◆ TASK INSTRUCTIONS
Pick out every line in the data below that holds "RollingFriction".
==== EXERCISE INPUT ====
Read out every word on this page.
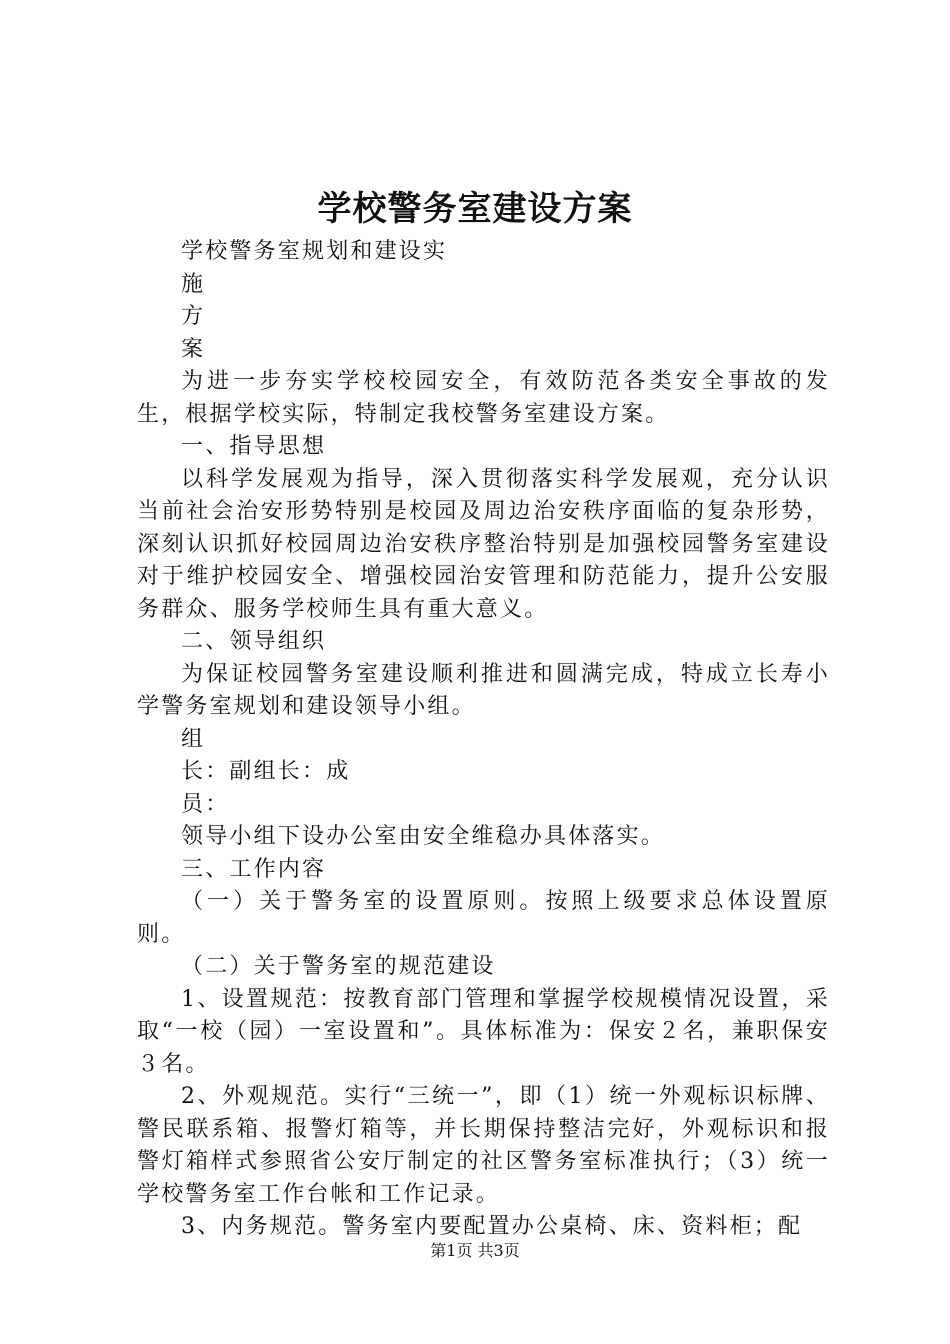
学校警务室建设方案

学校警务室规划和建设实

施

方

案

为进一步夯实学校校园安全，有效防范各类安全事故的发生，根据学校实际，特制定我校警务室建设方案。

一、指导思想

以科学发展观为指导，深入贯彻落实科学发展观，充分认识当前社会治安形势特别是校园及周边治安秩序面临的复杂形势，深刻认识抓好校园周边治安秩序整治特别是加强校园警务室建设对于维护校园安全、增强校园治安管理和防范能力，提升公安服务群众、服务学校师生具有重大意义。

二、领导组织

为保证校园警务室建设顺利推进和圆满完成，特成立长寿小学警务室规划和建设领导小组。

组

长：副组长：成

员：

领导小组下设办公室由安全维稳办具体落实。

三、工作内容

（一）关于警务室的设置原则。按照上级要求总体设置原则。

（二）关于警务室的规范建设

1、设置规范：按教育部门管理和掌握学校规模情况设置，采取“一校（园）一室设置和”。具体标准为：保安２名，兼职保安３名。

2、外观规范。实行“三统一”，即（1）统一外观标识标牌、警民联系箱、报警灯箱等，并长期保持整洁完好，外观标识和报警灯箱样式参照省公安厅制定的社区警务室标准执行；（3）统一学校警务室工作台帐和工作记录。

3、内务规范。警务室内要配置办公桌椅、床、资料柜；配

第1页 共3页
====
==== EXERCISE INPUT ====
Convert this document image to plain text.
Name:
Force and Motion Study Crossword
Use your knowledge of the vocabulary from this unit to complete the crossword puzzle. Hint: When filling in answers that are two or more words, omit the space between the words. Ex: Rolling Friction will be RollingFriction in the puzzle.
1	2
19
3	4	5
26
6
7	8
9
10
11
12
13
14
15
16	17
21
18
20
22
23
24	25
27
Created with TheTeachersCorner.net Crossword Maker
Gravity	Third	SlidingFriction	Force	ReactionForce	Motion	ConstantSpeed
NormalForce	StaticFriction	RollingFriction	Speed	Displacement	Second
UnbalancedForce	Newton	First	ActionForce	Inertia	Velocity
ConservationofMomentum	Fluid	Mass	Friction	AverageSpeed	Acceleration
====
◆ RESPONSE BELOW
Use your knowledge of the vocabulary from this unit to complete the crossword puzzle. Hint: When filling in answers that are two or more words, omit the space between the words. Ex: Rolling Friction will be RollingFriction in the puzzle.
NormalForce	StaticFriction	RollingFriction	Speed	Displacement	Second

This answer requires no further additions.